# WRITTEN PROBLEM:
In the entries below, count every line containing "egység". Return the number and nothing else.

[start of GIVEN RECORDS]

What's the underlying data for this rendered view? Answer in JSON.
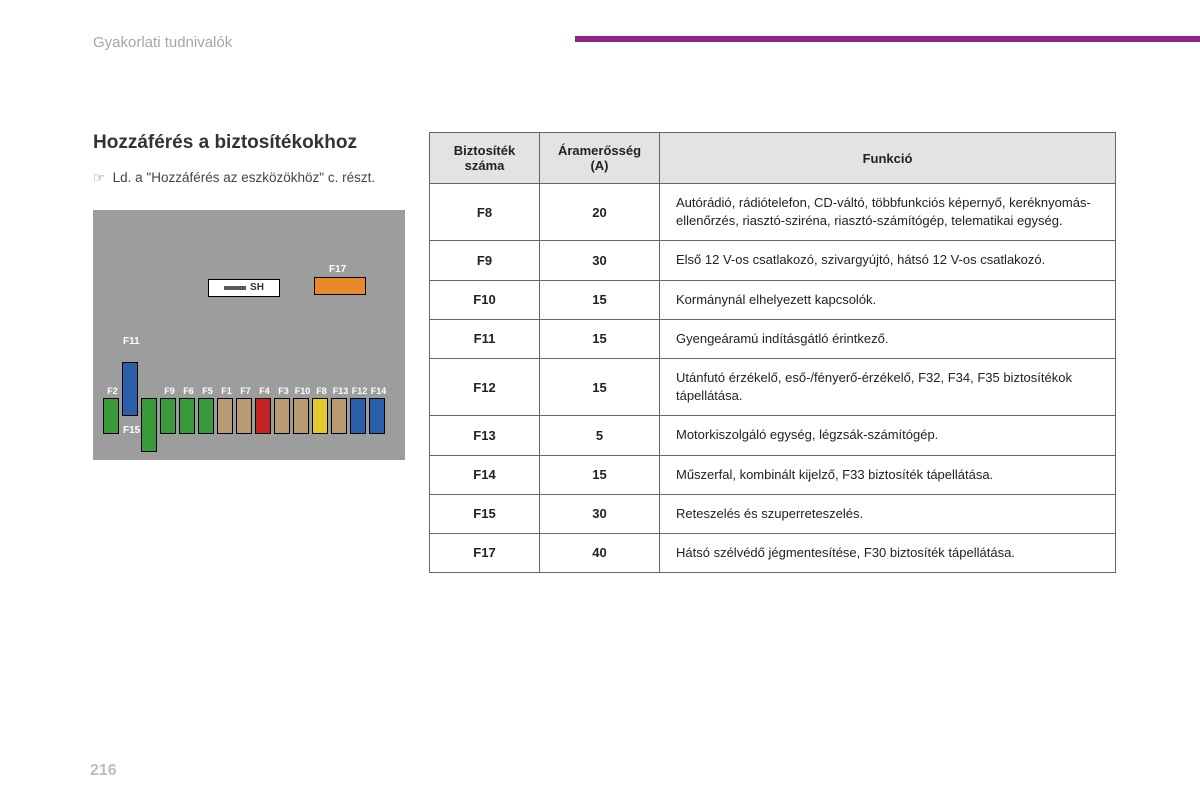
{
  "header": {
    "section": "Gyakorlati tudnivalók",
    "accent_color": "#8e2487"
  },
  "left": {
    "title": "Hozzáférés a biztosítékokhoz",
    "note_text": "Ld. a \"Hozzáférés az eszközökhöz\" c. részt.",
    "sh_label": "SH",
    "f17_label": "F17",
    "f11_label": "F11",
    "f15_label": "F15",
    "diagram_bg": "#9d9d9d",
    "colors": {
      "green": "#3a9a3a",
      "blue": "#2a5faa",
      "tan": "#b89a73",
      "red": "#c52424",
      "yellow": "#e6c82f",
      "orange": "#e98a2a"
    },
    "fuses_row": [
      {
        "label": "F2",
        "color": "green",
        "tall": "none"
      },
      {
        "label": "F11",
        "color": "blue",
        "tall": "up"
      },
      {
        "label": "F15",
        "color": "green",
        "tall": "down"
      },
      {
        "label": "F9",
        "color": "green",
        "tall": "none"
      },
      {
        "label": "F6",
        "color": "green",
        "tall": "none"
      },
      {
        "label": "F5",
        "color": "green",
        "tall": "none"
      },
      {
        "label": "F1",
        "color": "tan",
        "tall": "none"
      },
      {
        "label": "F7",
        "color": "tan",
        "tall": "none"
      },
      {
        "label": "F4",
        "color": "red",
        "tall": "none"
      },
      {
        "label": "F3",
        "color": "tan",
        "tall": "none"
      },
      {
        "label": "F10",
        "color": "tan",
        "tall": "none"
      },
      {
        "label": "F8",
        "color": "yellow",
        "tall": "none"
      },
      {
        "label": "F13",
        "color": "tan",
        "tall": "none"
      },
      {
        "label": "F12",
        "color": "blue",
        "tall": "none"
      },
      {
        "label": "F14",
        "color": "blue",
        "tall": "none"
      }
    ]
  },
  "table": {
    "headers": {
      "num": "Biztosíték száma",
      "amp": "Áramerősség (A)",
      "func": "Funkció"
    },
    "header_bg": "#e3e3e3",
    "border_color": "#666666",
    "rows": [
      {
        "num": "F8",
        "amp": "20",
        "func": "Autórádió, rádiótelefon, CD-váltó, többfunkciós képernyő, keréknyomás-ellenőrzés, riasztó-sziréna, riasztó-számítógép, telematikai egység."
      },
      {
        "num": "F9",
        "amp": "30",
        "func": "Első 12 V-os csatlakozó, szivargyújtó, hátsó 12 V-os csatlakozó."
      },
      {
        "num": "F10",
        "amp": "15",
        "func": "Kormánynál elhelyezett kapcsolók."
      },
      {
        "num": "F11",
        "amp": "15",
        "func": "Gyengeáramú indításgátló érintkező."
      },
      {
        "num": "F12",
        "amp": "15",
        "func": "Utánfutó érzékelő, eső-/fényerő-érzékelő, F32, F34, F35 biztosítékok tápellátása."
      },
      {
        "num": "F13",
        "amp": "5",
        "func": "Motorkiszolgáló egység, légzsák-számítógép."
      },
      {
        "num": "F14",
        "amp": "15",
        "func": "Műszerfal, kombinált kijelző, F33 biztosíték tápellátása."
      },
      {
        "num": "F15",
        "amp": "30",
        "func": "Reteszelés és szuperreteszelés."
      },
      {
        "num": "F17",
        "amp": "40",
        "func": "Hátsó szélvédő jégmentesítése, F30 biztosíték tápellátása."
      }
    ]
  },
  "page_number": "216"
}
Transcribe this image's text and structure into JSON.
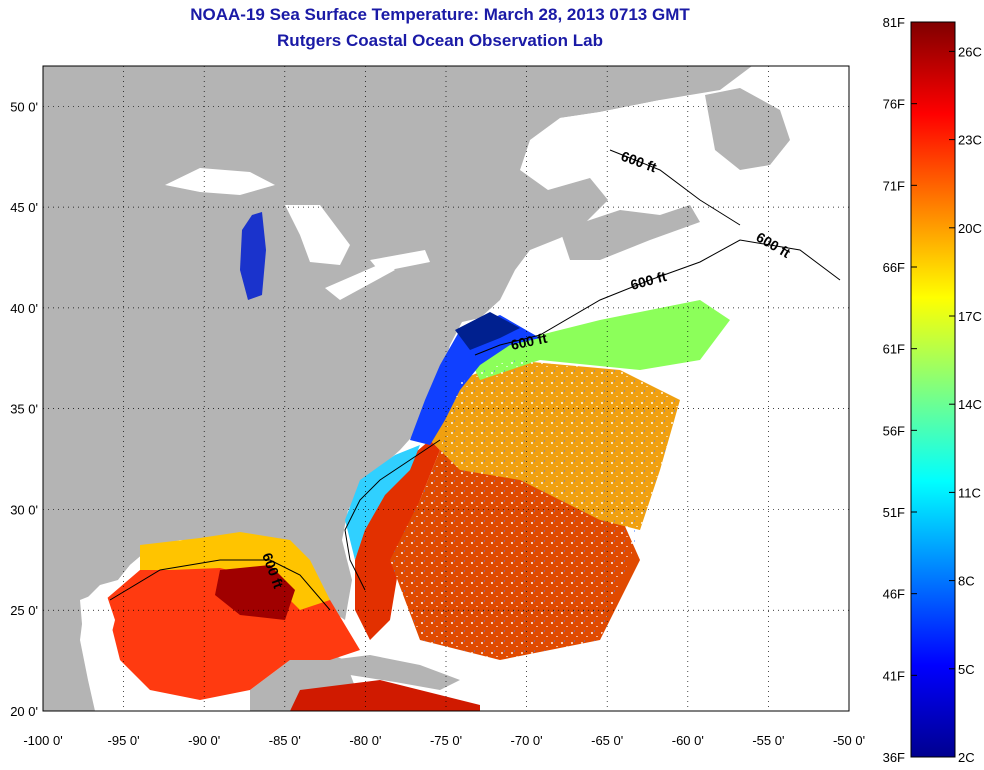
{
  "header": {
    "title": "NOAA-19 Sea Surface Temperature:  March 28, 2013 0713 GMT",
    "subtitle": "Rutgers Coastal Ocean Observation Lab"
  },
  "map": {
    "lon_range": [
      -100,
      -50
    ],
    "lat_range": [
      20,
      52
    ],
    "lon_ticks": [
      "-100 0'",
      "-95 0'",
      "-90 0'",
      "-85 0'",
      "-80 0'",
      "-75 0'",
      "-70 0'",
      "-65 0'",
      "-60 0'",
      "-55 0'",
      "-50 0'"
    ],
    "lat_ticks": [
      "20 0'",
      "25 0'",
      "30 0'",
      "35 0'",
      "40 0'",
      "45 0'",
      "50 0'"
    ],
    "contour_label": "600 ft",
    "land_color": "#b4b4b4",
    "no_data_color": "#ffffff"
  },
  "colorbar": {
    "fahrenheit_labels": [
      "81F",
      "76F",
      "71F",
      "66F",
      "61F",
      "56F",
      "51F",
      "46F",
      "41F",
      "36F"
    ],
    "celsius_labels": [
      "26C",
      "23C",
      "20C",
      "17C",
      "14C",
      "11C",
      "8C",
      "5C",
      "2C"
    ],
    "range_f": [
      36,
      81
    ],
    "range_c": [
      2,
      27
    ],
    "colormap": "jet"
  }
}
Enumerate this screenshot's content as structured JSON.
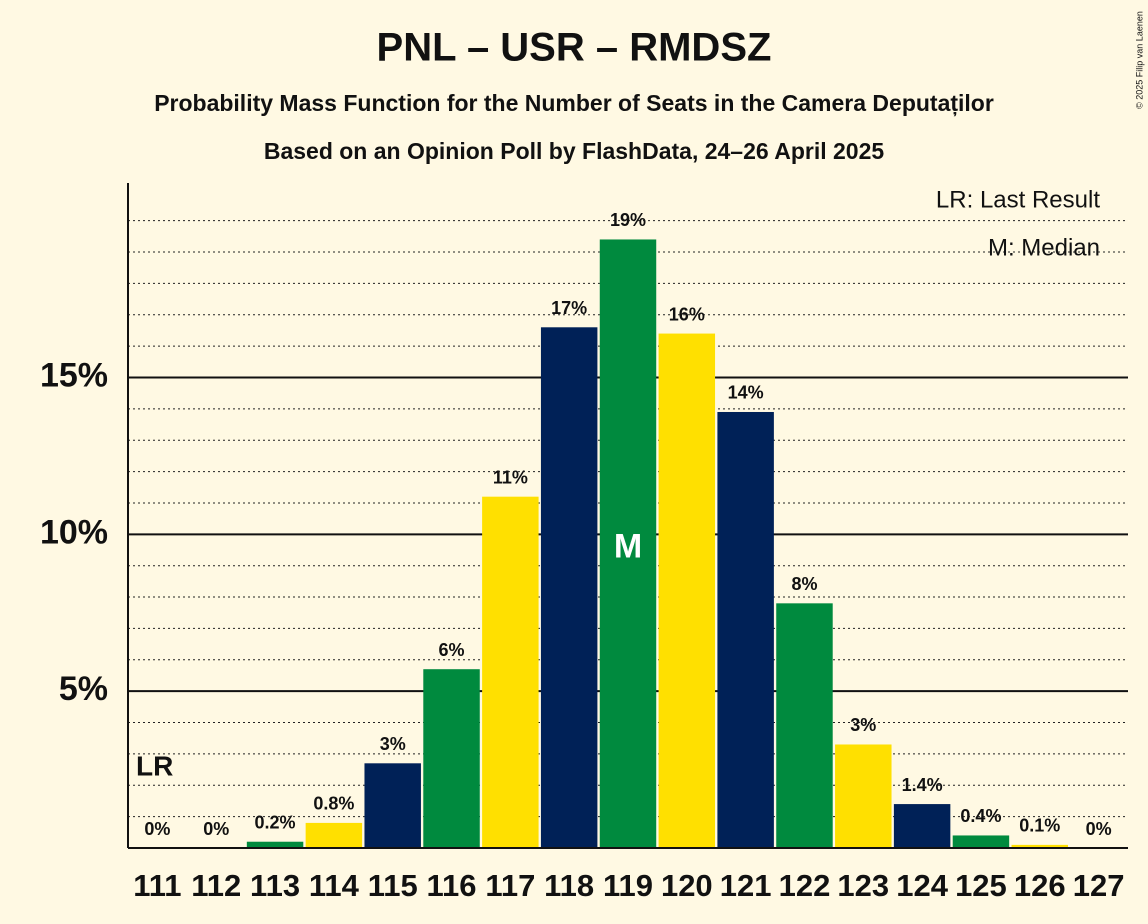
{
  "chart_data": {
    "type": "bar",
    "title": "PNL – USR – RMDSZ",
    "subtitle": "Probability Mass Function for the Number of Seats in the Camera Deputaților",
    "subtitle2": "Based on an Opinion Poll by FlashData, 24–26 April 2025",
    "copyright": "© 2025 Filip van Laenen",
    "legend": [
      "LR: Last Result",
      "M: Median"
    ],
    "lr_marker": "LR",
    "median_marker": "M",
    "last_result": "111",
    "median": "119",
    "categories": [
      "111",
      "112",
      "113",
      "114",
      "115",
      "116",
      "117",
      "118",
      "119",
      "120",
      "121",
      "122",
      "123",
      "124",
      "125",
      "126",
      "127"
    ],
    "values": [
      0,
      0,
      0.2,
      0.8,
      2.7,
      5.7,
      11.2,
      16.6,
      19.4,
      16.4,
      13.9,
      7.8,
      3.3,
      1.4,
      0.4,
      0.1,
      0
    ],
    "value_labels": [
      "0%",
      "0%",
      "0.2%",
      "0.8%",
      "3%",
      "6%",
      "11%",
      "17%",
      "19%",
      "16%",
      "14%",
      "8%",
      "3%",
      "1.4%",
      "0.4%",
      "0.1%",
      "0%"
    ],
    "colors": [
      "#002157",
      "#002157",
      "#008a3e",
      "#ffe000",
      "#002157",
      "#008a3e",
      "#ffe000",
      "#002157",
      "#008a3e",
      "#ffe000",
      "#002157",
      "#008a3e",
      "#ffe000",
      "#002157",
      "#008a3e",
      "#ffe000",
      "#002157"
    ],
    "ylim": [
      0,
      21.2
    ],
    "yticks": [
      {
        "value": 5,
        "label": "5%"
      },
      {
        "value": 10,
        "label": "10%"
      },
      {
        "value": 15,
        "label": "15%"
      }
    ],
    "minor_yticks": [
      1,
      2,
      3,
      4,
      6,
      7,
      8,
      9,
      11,
      12,
      13,
      14,
      16,
      17,
      18,
      19,
      20
    ],
    "grid": true
  }
}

[end of GIVEN RECORDS]

# OUTPUT FOR THIS TASK:
2